**What this exercise asks**
a – In the wavefront error text, why does the optician workload RMS keep defocus?
b – Go on with the wavefront error text from the point where it stops.

**Source text**
— START —

Raw RMS of the entire wavefront error surface:

global_rms = sqrt(mean(WFE²))

Filtered RMS (J1-J4 removed)

RMS after removing correctable aberrations (piston, tip, tilt, defocus):

# Subtract low-order contribution
WFE_filtered = WFE - Σ(j=1 to 4) c_j × Z_j(r, θ)
filtered_rms = sqrt(mean(WFE_filtered²))

This is typically the primary optimization objective because:

• Piston (J1): Doesn't affect imaging
• Tip/Tilt (J2-J3): Corrected by telescope pointing
• Defocus (J4): Corrected by focus mechanism

Optician Workload (J1-J3 removed)

RMS for manufacturing assessment - keeps defocus because it requires material removal:

# Subtract only piston and tilt
WFE_j1to3 = WFE - Σ(j=1 to 3) c_j × Z_j(r, θ)
rms_filter_j1to3 = sqrt(mean(WFE_j1to3²))

Relative RMS Between Subcases

Measures gravity-induced deformation relative to a reference orientation:

# Compute difference surface
ΔWFE = WFE_target - WFE_reference

# Fit Zernike to difference
Δc = zernike_fit(ΔWFE)

— END —

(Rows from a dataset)
— START —

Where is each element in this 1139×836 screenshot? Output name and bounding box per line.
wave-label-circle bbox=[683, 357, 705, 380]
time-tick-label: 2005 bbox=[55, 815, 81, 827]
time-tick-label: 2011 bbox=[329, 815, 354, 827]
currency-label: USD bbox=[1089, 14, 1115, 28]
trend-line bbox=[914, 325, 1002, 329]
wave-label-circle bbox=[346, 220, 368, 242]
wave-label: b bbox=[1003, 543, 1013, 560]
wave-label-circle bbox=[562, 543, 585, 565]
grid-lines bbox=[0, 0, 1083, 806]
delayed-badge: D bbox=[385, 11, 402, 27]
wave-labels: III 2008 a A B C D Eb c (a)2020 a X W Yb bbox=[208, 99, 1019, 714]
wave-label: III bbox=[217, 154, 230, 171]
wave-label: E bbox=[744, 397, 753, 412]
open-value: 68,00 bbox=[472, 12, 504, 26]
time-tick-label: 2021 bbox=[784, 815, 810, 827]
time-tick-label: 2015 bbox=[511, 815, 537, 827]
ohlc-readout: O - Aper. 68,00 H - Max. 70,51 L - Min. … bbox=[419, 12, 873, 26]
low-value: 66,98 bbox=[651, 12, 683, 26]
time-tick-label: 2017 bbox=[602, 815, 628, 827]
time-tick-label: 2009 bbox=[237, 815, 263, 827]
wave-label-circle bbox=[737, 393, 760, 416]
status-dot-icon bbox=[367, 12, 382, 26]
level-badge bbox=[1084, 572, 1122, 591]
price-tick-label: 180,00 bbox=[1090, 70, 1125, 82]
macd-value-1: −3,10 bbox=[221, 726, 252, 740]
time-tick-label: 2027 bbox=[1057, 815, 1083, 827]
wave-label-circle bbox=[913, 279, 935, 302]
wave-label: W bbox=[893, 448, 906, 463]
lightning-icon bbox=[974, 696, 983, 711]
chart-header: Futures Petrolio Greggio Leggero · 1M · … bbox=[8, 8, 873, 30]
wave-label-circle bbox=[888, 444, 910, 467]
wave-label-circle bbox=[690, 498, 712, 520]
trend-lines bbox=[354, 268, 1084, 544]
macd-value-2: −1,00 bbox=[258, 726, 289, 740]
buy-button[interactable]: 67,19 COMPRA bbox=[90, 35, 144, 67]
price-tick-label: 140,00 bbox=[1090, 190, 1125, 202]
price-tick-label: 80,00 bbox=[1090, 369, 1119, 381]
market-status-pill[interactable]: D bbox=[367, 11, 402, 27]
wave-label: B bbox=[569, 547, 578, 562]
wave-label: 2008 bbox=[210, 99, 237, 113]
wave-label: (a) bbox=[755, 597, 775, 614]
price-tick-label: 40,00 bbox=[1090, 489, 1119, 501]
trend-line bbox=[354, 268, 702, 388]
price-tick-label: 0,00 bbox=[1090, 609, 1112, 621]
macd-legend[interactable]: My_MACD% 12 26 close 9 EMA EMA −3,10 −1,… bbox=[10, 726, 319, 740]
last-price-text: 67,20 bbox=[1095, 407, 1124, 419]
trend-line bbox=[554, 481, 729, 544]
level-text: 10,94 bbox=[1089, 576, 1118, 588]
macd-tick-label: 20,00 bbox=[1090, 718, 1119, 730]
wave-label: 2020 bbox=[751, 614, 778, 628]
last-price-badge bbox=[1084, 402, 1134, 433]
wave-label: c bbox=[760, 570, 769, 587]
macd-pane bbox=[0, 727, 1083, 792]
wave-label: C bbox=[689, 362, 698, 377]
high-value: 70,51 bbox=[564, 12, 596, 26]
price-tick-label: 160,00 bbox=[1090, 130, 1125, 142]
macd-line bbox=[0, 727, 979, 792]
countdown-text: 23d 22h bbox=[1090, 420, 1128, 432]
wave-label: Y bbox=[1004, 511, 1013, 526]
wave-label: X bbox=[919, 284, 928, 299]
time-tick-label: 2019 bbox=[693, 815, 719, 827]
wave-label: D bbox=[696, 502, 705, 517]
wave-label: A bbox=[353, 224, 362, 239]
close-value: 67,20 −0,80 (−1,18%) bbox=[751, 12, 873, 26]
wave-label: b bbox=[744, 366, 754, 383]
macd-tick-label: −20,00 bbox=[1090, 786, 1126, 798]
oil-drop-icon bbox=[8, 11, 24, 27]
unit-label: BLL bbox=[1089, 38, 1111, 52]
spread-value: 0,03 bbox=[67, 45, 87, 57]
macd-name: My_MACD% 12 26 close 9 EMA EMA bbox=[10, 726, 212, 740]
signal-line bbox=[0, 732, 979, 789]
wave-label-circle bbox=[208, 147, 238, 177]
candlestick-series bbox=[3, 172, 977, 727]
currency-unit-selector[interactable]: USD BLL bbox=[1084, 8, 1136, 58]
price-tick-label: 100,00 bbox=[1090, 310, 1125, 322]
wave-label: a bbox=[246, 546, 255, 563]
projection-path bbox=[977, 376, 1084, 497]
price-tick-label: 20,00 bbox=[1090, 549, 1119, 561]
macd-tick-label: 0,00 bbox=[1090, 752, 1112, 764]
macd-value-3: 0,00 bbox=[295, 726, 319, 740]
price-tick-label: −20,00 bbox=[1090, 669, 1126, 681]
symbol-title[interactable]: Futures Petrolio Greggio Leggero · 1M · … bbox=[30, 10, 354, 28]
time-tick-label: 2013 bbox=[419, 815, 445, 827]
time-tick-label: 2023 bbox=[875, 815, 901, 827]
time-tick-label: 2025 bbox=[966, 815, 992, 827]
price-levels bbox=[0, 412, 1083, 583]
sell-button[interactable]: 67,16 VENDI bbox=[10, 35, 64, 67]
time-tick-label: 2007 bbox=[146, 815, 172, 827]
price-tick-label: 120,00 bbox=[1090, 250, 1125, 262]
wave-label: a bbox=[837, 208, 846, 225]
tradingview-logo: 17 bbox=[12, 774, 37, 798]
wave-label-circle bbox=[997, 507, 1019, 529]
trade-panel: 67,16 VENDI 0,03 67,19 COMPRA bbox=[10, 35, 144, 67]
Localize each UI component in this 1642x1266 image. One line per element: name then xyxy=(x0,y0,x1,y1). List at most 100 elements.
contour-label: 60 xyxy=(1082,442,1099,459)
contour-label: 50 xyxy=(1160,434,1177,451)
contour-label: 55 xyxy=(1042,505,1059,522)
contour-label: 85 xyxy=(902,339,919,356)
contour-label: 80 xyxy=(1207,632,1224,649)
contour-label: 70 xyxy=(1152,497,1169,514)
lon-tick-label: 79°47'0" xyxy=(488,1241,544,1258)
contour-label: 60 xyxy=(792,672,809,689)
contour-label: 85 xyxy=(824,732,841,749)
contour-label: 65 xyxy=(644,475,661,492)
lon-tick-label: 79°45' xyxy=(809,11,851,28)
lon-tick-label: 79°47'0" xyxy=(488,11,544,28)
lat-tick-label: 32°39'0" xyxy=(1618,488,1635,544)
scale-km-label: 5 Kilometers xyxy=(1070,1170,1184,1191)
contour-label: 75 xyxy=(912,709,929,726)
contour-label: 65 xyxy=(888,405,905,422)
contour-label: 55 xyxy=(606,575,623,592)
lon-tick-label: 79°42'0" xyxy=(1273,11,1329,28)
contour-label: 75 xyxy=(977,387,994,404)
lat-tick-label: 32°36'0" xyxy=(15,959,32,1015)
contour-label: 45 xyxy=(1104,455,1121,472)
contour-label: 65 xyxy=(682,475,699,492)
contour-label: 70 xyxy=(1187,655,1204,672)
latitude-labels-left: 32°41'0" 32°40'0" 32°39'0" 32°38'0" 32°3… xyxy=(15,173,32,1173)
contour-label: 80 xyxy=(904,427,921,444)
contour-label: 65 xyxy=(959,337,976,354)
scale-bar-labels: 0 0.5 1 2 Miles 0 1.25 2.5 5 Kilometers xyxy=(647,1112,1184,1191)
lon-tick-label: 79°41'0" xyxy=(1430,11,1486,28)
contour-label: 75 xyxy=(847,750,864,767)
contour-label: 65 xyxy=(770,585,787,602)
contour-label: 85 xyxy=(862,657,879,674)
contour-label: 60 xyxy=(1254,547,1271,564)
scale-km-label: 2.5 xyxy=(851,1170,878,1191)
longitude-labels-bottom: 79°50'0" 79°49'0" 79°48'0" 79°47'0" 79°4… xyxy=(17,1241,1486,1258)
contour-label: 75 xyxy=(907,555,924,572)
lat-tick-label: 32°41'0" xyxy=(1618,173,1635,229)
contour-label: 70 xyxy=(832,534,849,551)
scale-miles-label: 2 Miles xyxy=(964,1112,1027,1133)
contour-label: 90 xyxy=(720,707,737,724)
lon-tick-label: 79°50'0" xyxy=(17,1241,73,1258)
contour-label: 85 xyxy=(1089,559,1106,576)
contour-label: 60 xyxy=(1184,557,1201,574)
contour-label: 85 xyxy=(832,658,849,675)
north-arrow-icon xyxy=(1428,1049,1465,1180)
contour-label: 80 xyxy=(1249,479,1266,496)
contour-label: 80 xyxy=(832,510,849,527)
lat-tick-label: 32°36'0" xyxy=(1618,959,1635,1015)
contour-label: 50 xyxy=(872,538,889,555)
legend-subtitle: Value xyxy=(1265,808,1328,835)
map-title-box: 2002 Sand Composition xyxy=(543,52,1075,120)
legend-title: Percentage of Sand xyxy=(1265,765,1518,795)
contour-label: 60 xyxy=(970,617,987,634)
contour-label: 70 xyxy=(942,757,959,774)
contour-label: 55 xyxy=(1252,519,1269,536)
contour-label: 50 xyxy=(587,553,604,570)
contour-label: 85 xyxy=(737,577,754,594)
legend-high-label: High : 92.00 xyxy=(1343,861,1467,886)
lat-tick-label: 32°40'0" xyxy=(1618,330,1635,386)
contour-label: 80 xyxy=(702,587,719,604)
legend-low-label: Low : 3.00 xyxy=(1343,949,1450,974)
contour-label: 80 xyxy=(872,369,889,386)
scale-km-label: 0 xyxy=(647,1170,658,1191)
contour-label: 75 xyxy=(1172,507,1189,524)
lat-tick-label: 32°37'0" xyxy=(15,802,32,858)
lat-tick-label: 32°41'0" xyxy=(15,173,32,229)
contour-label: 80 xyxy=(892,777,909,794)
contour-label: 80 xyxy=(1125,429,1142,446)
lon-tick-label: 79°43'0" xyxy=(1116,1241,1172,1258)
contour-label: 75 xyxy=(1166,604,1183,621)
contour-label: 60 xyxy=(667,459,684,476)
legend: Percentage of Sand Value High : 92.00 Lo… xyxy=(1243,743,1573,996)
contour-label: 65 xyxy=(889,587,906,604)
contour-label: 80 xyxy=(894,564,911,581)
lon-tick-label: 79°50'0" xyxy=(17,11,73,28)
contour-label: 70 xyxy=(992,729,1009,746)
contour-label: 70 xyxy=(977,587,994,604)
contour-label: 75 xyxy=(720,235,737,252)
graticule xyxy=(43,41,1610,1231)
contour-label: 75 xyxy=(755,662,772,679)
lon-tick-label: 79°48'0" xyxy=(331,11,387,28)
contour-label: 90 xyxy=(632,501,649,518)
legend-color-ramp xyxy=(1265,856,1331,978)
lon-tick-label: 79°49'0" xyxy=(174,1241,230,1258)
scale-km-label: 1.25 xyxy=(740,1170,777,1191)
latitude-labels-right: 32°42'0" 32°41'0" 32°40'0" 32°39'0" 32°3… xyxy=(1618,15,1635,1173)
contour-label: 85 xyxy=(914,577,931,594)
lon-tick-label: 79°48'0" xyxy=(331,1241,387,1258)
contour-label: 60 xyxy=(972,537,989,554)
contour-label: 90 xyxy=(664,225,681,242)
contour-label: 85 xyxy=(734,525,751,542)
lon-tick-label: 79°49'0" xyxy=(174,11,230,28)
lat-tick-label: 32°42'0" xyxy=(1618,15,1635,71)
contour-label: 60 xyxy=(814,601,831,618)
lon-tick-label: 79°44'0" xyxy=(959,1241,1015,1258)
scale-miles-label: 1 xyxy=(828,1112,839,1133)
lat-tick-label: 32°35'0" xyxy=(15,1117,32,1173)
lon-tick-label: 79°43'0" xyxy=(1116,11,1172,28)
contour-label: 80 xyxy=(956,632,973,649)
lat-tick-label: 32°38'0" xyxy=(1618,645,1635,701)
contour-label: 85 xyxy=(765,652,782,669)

— END —

**Results of the tasks**
a – Defocus requires material removal.

b –
# Filter and compute RMS
relative_filtered_rms = sqrt(Σ(j=5 to 50) Δc_j²)

---

Coefficient-Based vs Surface-Based RMS

Due to Zernike orthogonality, these two methods are mathematically equivalent:

Method 1: Coefficient-Based (Fast)

# From coefficients directly
filtered_rms = sqrt(Σ(j=5 to 50) c_j²)

Method 2: Surface-Based (More accurate for irregular meshes)

# Reconstruct and subtract low-order surface
WFE_low = Σ(j=1 to 4) c_j × Z_j(r, θ)
WFE_filtered = WFE - WFE_low
filtered_rms = sqrt(mean(WFE_filtered²))

The module uses the surface-based method for maximum accuracy with FEA meshes.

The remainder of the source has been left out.